> Directive
Rename every "diary-nav-link" in the records below to "diary-menu-link", keeping all other text unchanged, and leave the pictures out.

> Working data
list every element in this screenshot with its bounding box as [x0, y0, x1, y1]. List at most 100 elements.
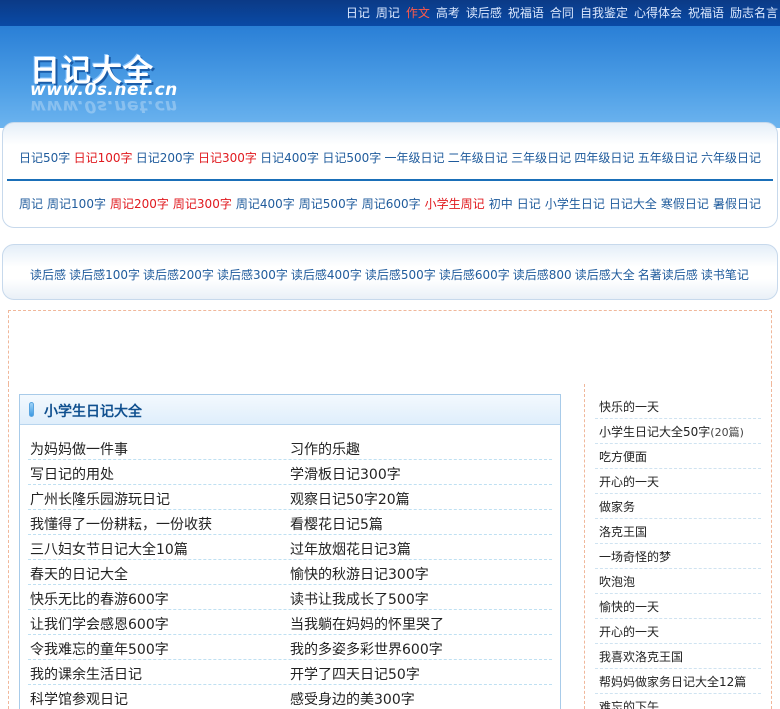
weekly-nav-link[interactable]: 周记400字 — [236, 195, 295, 212]
side-item-label: 愉快的一天 — [599, 600, 660, 614]
side-item-label: 开心的一天 — [599, 475, 660, 489]
weekly-nav-link[interactable]: 小学生日记 — [545, 195, 605, 212]
article-row: 三八妇女节日记大全10篇 过年放烟花日记3篇 — [28, 535, 552, 560]
diary-nav-link[interactable]: 一年级日记 — [385, 149, 445, 166]
diary-nav-link[interactable]: 日记400字 — [260, 149, 319, 166]
diary-nav-link[interactable]: 六年级日记 — [701, 149, 761, 166]
diary-nav-link[interactable]: 日记500字 — [322, 149, 381, 166]
reading-nav-link[interactable]: 读后感200字 — [143, 266, 214, 283]
article-link[interactable]: 观察日记50字20篇 — [290, 489, 410, 509]
weekly-nav-link[interactable]: 周记300字 — [173, 195, 232, 212]
weekly-nav-link[interactable]: 周记600字 — [362, 195, 421, 212]
article-link[interactable]: 广州长隆乐园游玩日记 — [30, 489, 170, 509]
article-row: 春天的日记大全 愉快的秋游日记300字 — [28, 560, 552, 585]
reading-nav-link[interactable]: 读后感400字 — [291, 266, 362, 283]
ad-placeholder — [8, 310, 772, 384]
diary-nav-link[interactable]: 日记300字 — [198, 149, 257, 166]
article-link[interactable]: 三八妇女节日记大全10篇 — [30, 539, 188, 559]
weekly-nav-link[interactable]: 周记100字 — [47, 195, 106, 212]
top-nav-link[interactable]: 读后感 — [466, 4, 502, 22]
weekly-nav-link[interactable]: 暑假日记 — [713, 195, 761, 212]
reading-nav-link[interactable]: 读后感大全 — [575, 266, 635, 283]
diary-nav-link[interactable]: 三年级日记 — [511, 149, 571, 166]
article-link[interactable]: 写日记的用处 — [30, 464, 114, 484]
weekly-nav-link[interactable]: 日记 — [517, 195, 541, 212]
article-link[interactable]: 春天的日记大全 — [30, 564, 128, 584]
side-list-item[interactable]: 快乐的一天 — [595, 394, 761, 419]
reading-nav-link[interactable]: 读后感500字 — [365, 266, 436, 283]
article-link[interactable]: 让我们学会感恩600字 — [30, 614, 169, 634]
article-link[interactable]: 我懂得了一份耕耘，一份收获 — [30, 514, 212, 534]
reading-nav-link[interactable]: 读后感300字 — [217, 266, 288, 283]
side-list-item[interactable]: 难忘的下午 — [595, 694, 761, 709]
side-item-label: 一场奇怪的梦 — [599, 550, 672, 564]
diary-nav-link[interactable]: 日记100字 — [74, 149, 133, 166]
section-header: 小学生日记大全 — [20, 395, 560, 425]
reading-nav-link[interactable]: 名著读后感 — [638, 266, 698, 283]
reading-nav-panel: 读后感 读后感100字 读后感200字 读后感300字 读后感400字 读后感500字 读后… — [2, 244, 778, 300]
article-link[interactable]: 令我难忘的童年500字 — [30, 639, 169, 659]
article-link[interactable]: 我的多姿多彩世界600字 — [290, 639, 443, 659]
article-row: 广州长隆乐园游玩日记 观察日记50字20篇 — [28, 485, 552, 510]
article-link[interactable]: 读书让我成长了500字 — [290, 589, 429, 609]
top-nav-link[interactable]: 合同 — [550, 4, 574, 22]
side-item-label: 吹泡泡 — [599, 575, 636, 589]
side-list-item[interactable]: 吹泡泡 — [595, 569, 761, 594]
reading-nav-link[interactable]: 读后感800 — [513, 266, 572, 283]
top-nav-link[interactable]: 自我鉴定 — [580, 4, 628, 22]
weekly-nav-link[interactable]: 周记 — [19, 195, 43, 212]
weekly-nav-link[interactable]: 初中 — [489, 195, 513, 212]
side-list-item[interactable]: 做家务 — [595, 494, 761, 519]
weekly-nav-link[interactable]: 周记500字 — [299, 195, 358, 212]
reading-nav-link[interactable]: 读后感100字 — [69, 266, 140, 283]
article-row: 让我们学会感恩600字 当我躺在妈妈的怀里哭了 — [28, 610, 552, 635]
top-nav-link[interactable]: 高考 — [436, 4, 460, 22]
article-link[interactable]: 学滑板日记300字 — [290, 464, 401, 484]
section-title[interactable]: 小学生日记大全 — [44, 401, 142, 421]
side-list-item[interactable]: 帮妈妈做家务日记大全12篇 — [595, 669, 761, 694]
top-nav-link[interactable]: 心得体会 — [634, 4, 682, 22]
side-list-item[interactable]: 开心的一天 — [595, 619, 761, 644]
top-nav-link[interactable]: 作文 — [406, 4, 430, 22]
article-link[interactable]: 开学了四天日记50字 — [290, 664, 420, 684]
side-list-item[interactable]: 开心的一天 — [595, 469, 761, 494]
diary-nav-link[interactable]: 二年级日记 — [448, 149, 508, 166]
top-bar: 日记 周记 作文 高考 读后感 祝福语 合同 自我鉴定 心得体会 祝福语 励志名言 — [0, 0, 780, 26]
article-row: 快乐无比的春游600字 读书让我成长了500字 — [28, 585, 552, 610]
side-list-item[interactable]: 洛克王国 — [595, 519, 761, 544]
weekly-nav-link[interactable]: 周记200字 — [110, 195, 169, 212]
side-item-label: 难忘的下午 — [599, 700, 660, 709]
reading-nav-link[interactable]: 读后感 — [30, 266, 66, 283]
article-link[interactable]: 看樱花日记5篇 — [290, 514, 383, 534]
top-nav-link[interactable]: 日记 — [346, 4, 370, 22]
site-logo-reflection: www.0s.net.cn — [30, 96, 178, 116]
top-nav-link[interactable]: 周记 — [376, 4, 400, 22]
diary-nav-link[interactable]: 日记200字 — [136, 149, 195, 166]
article-link[interactable]: 为妈妈做一件事 — [30, 439, 128, 459]
weekly-nav-link[interactable]: 日记大全 — [609, 195, 657, 212]
reading-nav-link[interactable]: 读后感600字 — [439, 266, 510, 283]
side-list-item[interactable]: 愉快的一天 — [595, 594, 761, 619]
article-link[interactable]: 我的课余生活日记 — [30, 664, 142, 684]
article-link[interactable]: 科学馆参观日记 — [30, 689, 128, 709]
side-list-item[interactable]: 小学生日记大全50字(20篇) — [595, 419, 761, 444]
top-nav-link[interactable]: 励志名言 — [730, 4, 778, 22]
side-list-item[interactable]: 一场奇怪的梦 — [595, 544, 761, 569]
article-link[interactable]: 过年放烟花日记3篇 — [290, 539, 411, 559]
article-link[interactable]: 当我躺在妈妈的怀里哭了 — [290, 614, 444, 634]
article-link[interactable]: 习作的乐趣 — [290, 439, 360, 459]
weekly-nav-link[interactable]: 小学生周记 — [425, 195, 485, 212]
diary-nav-link[interactable]: 四年级日记 — [574, 149, 634, 166]
article-link[interactable]: 快乐无比的春游600字 — [30, 589, 169, 609]
article-link[interactable]: 感受身边的美300字 — [290, 689, 415, 709]
article-row: 写日记的用处 学滑板日记300字 — [28, 460, 552, 485]
top-nav-link[interactable]: 祝福语 — [688, 4, 724, 22]
reading-nav-link[interactable]: 读书笔记 — [701, 266, 749, 283]
top-nav-link[interactable]: 祝福语 — [508, 4, 544, 22]
side-list-item[interactable]: 我喜欢洛克王国 — [595, 644, 761, 669]
diary-nav-link[interactable]: 日记50字 — [19, 149, 70, 166]
side-list-item[interactable]: 吃方便面 — [595, 444, 761, 469]
diary-nav-link[interactable]: 五年级日记 — [638, 149, 698, 166]
article-link[interactable]: 愉快的秋游日记300字 — [290, 564, 429, 584]
weekly-nav-link[interactable]: 寒假日记 — [661, 195, 709, 212]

> The response
list every element in this screenshot with its bounding box as [x0, y0, x1, y1]. List at most 100 elements.
weekly-nav-link[interactable]: 周记400字 — [236, 195, 295, 212]
side-item-label: 愉快的一天 — [599, 600, 660, 614]
side-item-label: 开心的一天 — [599, 475, 660, 489]
weekly-nav-link[interactable]: 小学生日记 — [545, 195, 605, 212]
article-row: 三八妇女节日记大全10篇 过年放烟花日记3篇 — [28, 535, 552, 560]
diary-menu-link[interactable]: 一年级日记 — [385, 149, 445, 166]
diary-menu-link[interactable]: 日记400字 — [260, 149, 319, 166]
diary-menu-link[interactable]: 六年级日记 — [701, 149, 761, 166]
diary-menu-link[interactable]: 日记500字 — [322, 149, 381, 166]
reading-nav-link[interactable]: 读后感200字 — [143, 266, 214, 283]
article-link[interactable]: 观察日记50字20篇 — [290, 489, 410, 509]
weekly-nav-link[interactable]: 周记300字 — [173, 195, 232, 212]
weekly-nav-link[interactable]: 周记600字 — [362, 195, 421, 212]
article-link[interactable]: 广州长隆乐园游玩日记 — [30, 489, 170, 509]
article-row: 春天的日记大全 愉快的秋游日记300字 — [28, 560, 552, 585]
reading-nav-link[interactable]: 读后感400字 — [291, 266, 362, 283]
ad-placeholder — [8, 310, 772, 384]
diary-menu-link[interactable]: 日记300字 — [198, 149, 257, 166]
article-link[interactable]: 三八妇女节日记大全10篇 — [30, 539, 188, 559]
weekly-nav-link[interactable]: 周记100字 — [47, 195, 106, 212]
top-nav-link[interactable]: 读后感 — [466, 4, 502, 22]
weekly-nav-link[interactable]: 暑假日记 — [713, 195, 761, 212]
reading-nav-link[interactable]: 读后感大全 — [575, 266, 635, 283]
diary-menu-link[interactable]: 三年级日记 — [511, 149, 571, 166]
article-link[interactable]: 写日记的用处 — [30, 464, 114, 484]
weekly-nav-link[interactable]: 日记 — [517, 195, 541, 212]
article-link[interactable]: 春天的日记大全 — [30, 564, 128, 584]
side-list-item[interactable]: 快乐的一天 — [595, 394, 761, 419]
reading-nav-link[interactable]: 读后感500字 — [365, 266, 436, 283]
article-link[interactable]: 让我们学会感恩600字 — [30, 614, 169, 634]
article-link[interactable]: 我懂得了一份耕耘，一份收获 — [30, 514, 212, 534]
reading-nav-link[interactable]: 读后感300字 — [217, 266, 288, 283]
side-list-item[interactable]: 难忘的下午 — [595, 694, 761, 709]
side-item-label: 一场奇怪的梦 — [599, 550, 672, 564]
diary-menu-link[interactable]: 日记100字 — [74, 149, 133, 166]
section-header: 小学生日记大全 — [20, 395, 560, 425]
reading-nav-link[interactable]: 名著读后感 — [638, 266, 698, 283]
reading-nav-panel: 读后感 读后感100字 读后感200字 读后感300字 读后感400字 读后感500字 读后… — [2, 244, 778, 300]
article-link[interactable]: 令我难忘的童年500字 — [30, 639, 169, 659]
article-link[interactable]: 我的多姿多彩世界600字 — [290, 639, 443, 659]
article-row: 广州长隆乐园游玩日记 观察日记50字20篇 — [28, 485, 552, 510]
article-link[interactable]: 读书让我成长了500字 — [290, 589, 429, 609]
top-nav-link[interactable]: 合同 — [550, 4, 574, 22]
side-item-label: 吹泡泡 — [599, 575, 636, 589]
side-list-item[interactable]: 吹泡泡 — [595, 569, 761, 594]
reading-nav-link[interactable]: 读后感800 — [513, 266, 572, 283]
top-nav-link[interactable]: 自我鉴定 — [580, 4, 628, 22]
weekly-nav-link[interactable]: 周记 — [19, 195, 43, 212]
weekly-nav-link[interactable]: 初中 — [489, 195, 513, 212]
side-list-item[interactable]: 做家务 — [595, 494, 761, 519]
weekly-nav-link[interactable]: 周记500字 — [299, 195, 358, 212]
reading-nav-link[interactable]: 读后感100字 — [69, 266, 140, 283]
article-row: 让我们学会感恩600字 当我躺在妈妈的怀里哭了 — [28, 610, 552, 635]
top-nav-link[interactable]: 高考 — [436, 4, 460, 22]
article-link[interactable]: 学滑板日记300字 — [290, 464, 401, 484]
section-title[interactable]: 小学生日记大全 — [44, 401, 142, 421]
side-list-item[interactable]: 帮妈妈做家务日记大全12篇 — [595, 669, 761, 694]
top-nav-link[interactable]: 心得体会 — [634, 4, 682, 22]
side-list-item[interactable]: 开心的一天 — [595, 619, 761, 644]
top-nav-link[interactable]: 作文 — [406, 4, 430, 22]
article-link[interactable]: 开学了四天日记50字 — [290, 664, 420, 684]
side-list-item[interactable]: 开心的一天 — [595, 469, 761, 494]
diary-menu-link[interactable]: 二年级日记 — [448, 149, 508, 166]
top-bar: 日记 周记 作文 高考 读后感 祝福语 合同 自我鉴定 心得体会 祝福语 励志名言 — [0, 0, 780, 26]
article-row: 快乐无比的春游600字 读书让我成长了500字 — [28, 585, 552, 610]
side-list-item[interactable]: 洛克王国 — [595, 519, 761, 544]
weekly-nav-link[interactable]: 周记200字 — [110, 195, 169, 212]
side-item-label: 难忘的下午 — [599, 700, 660, 709]
reading-nav-link[interactable]: 读后感 — [30, 266, 66, 283]
article-link[interactable]: 看樱花日记5篇 — [290, 514, 383, 534]
top-nav-link[interactable]: 日记 — [346, 4, 370, 22]
site-logo-reflection: www.0s.net.cn — [30, 96, 178, 116]
top-nav-link[interactable]: 周记 — [376, 4, 400, 22]
diary-menu-link[interactable]: 日记200字 — [136, 149, 195, 166]
article-link[interactable]: 为妈妈做一件事 — [30, 439, 128, 459]
weekly-nav-link[interactable]: 日记大全 — [609, 195, 657, 212]
reading-nav-link[interactable]: 读后感600字 — [439, 266, 510, 283]
side-list-item[interactable]: 愉快的一天 — [595, 594, 761, 619]
article-link[interactable]: 我的课余生活日记 — [30, 664, 142, 684]
article-link[interactable]: 科学馆参观日记 — [30, 689, 128, 709]
side-list-item[interactable]: 小学生日记大全50字(20篇) — [595, 419, 761, 444]
top-nav-link[interactable]: 励志名言 — [730, 4, 778, 22]
side-list-item[interactable]: 一场奇怪的梦 — [595, 544, 761, 569]
article-link[interactable]: 过年放烟花日记3篇 — [290, 539, 411, 559]
article-link[interactable]: 当我躺在妈妈的怀里哭了 — [290, 614, 444, 634]
article-link[interactable]: 习作的乐趣 — [290, 439, 360, 459]
weekly-nav-link[interactable]: 小学生周记 — [425, 195, 485, 212]
diary-menu-link[interactable]: 四年级日记 — [574, 149, 634, 166]
article-link[interactable]: 快乐无比的春游600字 — [30, 589, 169, 609]
article-link[interactable]: 感受身边的美300字 — [290, 689, 415, 709]
article-row: 写日记的用处 学滑板日记300字 — [28, 460, 552, 485]
top-nav-link[interactable]: 祝福语 — [688, 4, 724, 22]
reading-nav-link[interactable]: 读书笔记 — [701, 266, 749, 283]
top-nav-link[interactable]: 祝福语 — [508, 4, 544, 22]
side-list-item[interactable]: 我喜欢洛克王国 — [595, 644, 761, 669]
diary-menu-link[interactable]: 日记50字 — [19, 149, 70, 166]
side-list-item[interactable]: 吃方便面 — [595, 444, 761, 469]
diary-menu-link[interactable]: 五年级日记 — [638, 149, 698, 166]
article-link[interactable]: 愉快的秋游日记300字 — [290, 564, 429, 584]
weekly-nav-link[interactable]: 寒假日记 — [661, 195, 709, 212]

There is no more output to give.